Dataset records of document pages
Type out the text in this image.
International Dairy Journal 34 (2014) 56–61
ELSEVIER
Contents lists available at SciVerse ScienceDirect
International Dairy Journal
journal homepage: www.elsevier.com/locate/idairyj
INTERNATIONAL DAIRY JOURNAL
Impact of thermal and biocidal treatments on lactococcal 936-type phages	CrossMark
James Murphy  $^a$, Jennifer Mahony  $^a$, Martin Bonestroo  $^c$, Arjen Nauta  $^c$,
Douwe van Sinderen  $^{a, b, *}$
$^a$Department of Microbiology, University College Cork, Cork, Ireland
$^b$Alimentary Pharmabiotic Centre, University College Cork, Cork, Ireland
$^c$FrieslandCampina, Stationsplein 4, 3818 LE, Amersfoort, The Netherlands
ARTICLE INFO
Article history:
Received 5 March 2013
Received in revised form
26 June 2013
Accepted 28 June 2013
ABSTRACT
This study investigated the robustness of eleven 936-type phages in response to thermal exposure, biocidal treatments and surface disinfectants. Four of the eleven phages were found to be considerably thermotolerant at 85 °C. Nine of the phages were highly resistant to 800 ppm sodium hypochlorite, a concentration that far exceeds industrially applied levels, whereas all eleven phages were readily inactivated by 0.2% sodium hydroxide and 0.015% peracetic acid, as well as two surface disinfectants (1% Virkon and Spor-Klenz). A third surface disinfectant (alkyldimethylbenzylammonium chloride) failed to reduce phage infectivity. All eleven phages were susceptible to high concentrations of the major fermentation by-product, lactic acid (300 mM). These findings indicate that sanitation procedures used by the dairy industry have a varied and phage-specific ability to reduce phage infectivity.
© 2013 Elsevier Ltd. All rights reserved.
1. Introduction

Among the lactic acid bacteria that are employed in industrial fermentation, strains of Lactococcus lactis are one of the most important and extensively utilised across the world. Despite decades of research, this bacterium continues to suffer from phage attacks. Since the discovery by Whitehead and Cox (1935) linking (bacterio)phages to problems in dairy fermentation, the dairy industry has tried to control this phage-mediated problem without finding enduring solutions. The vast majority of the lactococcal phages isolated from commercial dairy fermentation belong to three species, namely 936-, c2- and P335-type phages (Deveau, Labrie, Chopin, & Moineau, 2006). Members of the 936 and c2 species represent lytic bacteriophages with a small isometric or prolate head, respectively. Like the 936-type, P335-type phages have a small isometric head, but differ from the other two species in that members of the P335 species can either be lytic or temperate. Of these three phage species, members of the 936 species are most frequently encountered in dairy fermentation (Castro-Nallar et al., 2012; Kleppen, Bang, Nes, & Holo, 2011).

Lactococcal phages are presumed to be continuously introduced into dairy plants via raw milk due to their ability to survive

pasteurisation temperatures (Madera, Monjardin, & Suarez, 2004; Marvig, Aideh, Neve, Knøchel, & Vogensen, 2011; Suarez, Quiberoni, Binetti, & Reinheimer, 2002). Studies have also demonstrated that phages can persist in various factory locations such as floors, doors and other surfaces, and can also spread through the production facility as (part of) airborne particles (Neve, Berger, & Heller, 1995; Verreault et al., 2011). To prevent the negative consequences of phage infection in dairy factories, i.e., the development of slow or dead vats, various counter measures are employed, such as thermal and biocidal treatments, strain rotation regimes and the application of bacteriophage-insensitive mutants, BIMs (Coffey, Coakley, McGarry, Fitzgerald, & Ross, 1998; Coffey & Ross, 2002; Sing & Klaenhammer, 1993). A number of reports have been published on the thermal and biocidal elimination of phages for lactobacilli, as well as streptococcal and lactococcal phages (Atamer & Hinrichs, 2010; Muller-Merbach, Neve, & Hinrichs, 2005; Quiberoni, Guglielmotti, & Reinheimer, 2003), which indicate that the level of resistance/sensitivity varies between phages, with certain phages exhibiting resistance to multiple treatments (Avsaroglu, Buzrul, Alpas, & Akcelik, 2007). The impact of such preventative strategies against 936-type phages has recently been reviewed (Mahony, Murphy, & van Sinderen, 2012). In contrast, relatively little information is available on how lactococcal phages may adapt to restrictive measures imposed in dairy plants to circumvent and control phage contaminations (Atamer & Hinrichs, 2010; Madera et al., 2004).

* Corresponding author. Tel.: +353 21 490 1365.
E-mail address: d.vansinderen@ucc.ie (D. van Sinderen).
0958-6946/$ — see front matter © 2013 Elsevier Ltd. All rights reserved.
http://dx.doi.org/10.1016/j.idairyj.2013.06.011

### WORK REQUIRED:
Output every entry exactly.

### RESPONSE TO THE EXERCISE:
Type out the text in this image.
International Dairy Journal 34 (2014) 56–61
ELSEVIER
Contents lists available at SciVerse ScienceDirect
International Dairy Journal
journal homepage: www.elsevier.com/locate/idairyj
INTERNATIONAL DAIRY JOURNAL
Impact of thermal and biocidal treatments on lactococcal 936-type phages	CrossMark
James Murphy  $^a$, Jennifer Mahony  $^a$, Martin Bonestroo  $^c$, Arjen Nauta  $^c$,
Douwe van Sinderen  $^{a, b, *}$
$^a$Department of Microbiology, University College Cork, Cork, Ireland
$^b$Alimentary Pharmabiotic Centre, University College Cork, Cork, Ireland
$^c$FrieslandCampina, Stationsplein 4, 3818 LE, Amersfoort, The Netherlands
ARTICLE INFO
Article history:
Received 5 March 2013
Received in revised form
26 June 2013
Accepted 28 June 2013
ABSTRACT
This study investigated the robustness of eleven 936-type phages in response to thermal exposure, biocidal treatments and surface disinfectants. Four of the eleven phages were found to be considerably thermotolerant at 85 °C. Nine of the phages were highly resistant to 800 ppm sodium hypochlorite, a concentration that far exceeds industrially applied levels, whereas all eleven phages were readily inactivated by 0.2% sodium hydroxide and 0.015% peracetic acid, as well as two surface disinfectants (1% Virkon and Spor-Klenz). A third surface disinfectant (alkyldimethylbenzylammonium chloride) failed to reduce phage infectivity. All eleven phages were susceptible to high concentrations of the major fermentation by-product, lactic acid (300 mM). These findings indicate that sanitation procedures used by the dairy industry have a varied and phage-specific ability to reduce phage infectivity.
© 2013 Elsevier Ltd. All rights reserved.
1. Introduction

Among the lactic acid bacteria that are employed in industrial fermentation, strains of Lactococcus lactis are one of the most important and extensively utilised across the world. Despite decades of research, this bacterium continues to suffer from phage attacks. Since the discovery by Whitehead and Cox (1935) linking (bacterio)phages to problems in dairy fermentation, the dairy industry has tried to control this phage-mediated problem without finding enduring solutions. The vast majority of the lactococcal phages isolated from commercial dairy fermentation belong to three species, namely 936-, c2- and P335-type phages (Deveau, Labrie, Chopin, & Moineau, 2006). Members of the 936 and c2 species represent lytic bacteriophages with a small isometric or prolate head, respectively. Like the 936-type, P335-type phages have a small isometric head, but differ from the other two species in that members of the P335 species can either be lytic or temperate. Of these three phage species, members of the 936 species are most frequently encountered in dairy fermentation (Castro-Nallar et al., 2012; Kleppen, Bang, Nes, & Holo, 2011).

Lactococcal phages are presumed to be continuously introduced into dairy plants via raw milk due to their ability to survive

pasteurisation temperatures (Madera, Monjardin, & Suarez, 2004; Marvig, Aideh, Neve, Knøchel, & Vogensen, 2011; Suarez, Quiberoni, Binetti, & Reinheimer, 2002). Studies have also demonstrated that phages can persist in various factory locations such as floors, doors and other surfaces, and can also spread through the production facility as (part of) airborne particles (Neve, Berger, & Heller, 1995; Verreault et al., 2011). To prevent the negative consequences of phage infection in dairy factories, i.e., the development of slow or dead vats, various counter measures are employed, such as thermal and biocidal treatments, strain rotation regimes and the application of bacteriophage-insensitive mutants, BIMs (Coffey, Coakley, McGarry, Fitzgerald, & Ross, 1998; Coffey & Ross, 2002; Sing & Klaenhammer, 1993). A number of reports have been published on the thermal and biocidal elimination of phages for lactobacilli, as well as streptococcal and lactococcal phages (Atamer & Hinrichs, 2010; Muller-Merbach, Neve, & Hinrichs, 2005; Quiberoni, Guglielmotti, & Reinheimer, 2003), which indicate that the level of resistance/sensitivity varies between phages, with certain phages exhibiting resistance to multiple treatments (Avsaroglu, Buzrul, Alpas, & Akcelik, 2007). The impact of such preventative strategies against 936-type phages has recently been reviewed (Mahony, Murphy, & van Sinderen, 2012). In contrast, relatively little information is available on how lactococcal phages may adapt to restrictive measures imposed in dairy plants to circumvent and control phage contaminations (Atamer & Hinrichs, 2010; Madera et al., 2004).

* Corresponding author. Tel.: +353 21 490 1365.
E-mail address: d.vansinderen@ucc.ie (D. van Sinderen).
0958-6946/$ — see front matter © 2013 Elsevier Ltd. All rights reserved.
http://dx.doi.org/10.1016/j.idairyj.2013.06.011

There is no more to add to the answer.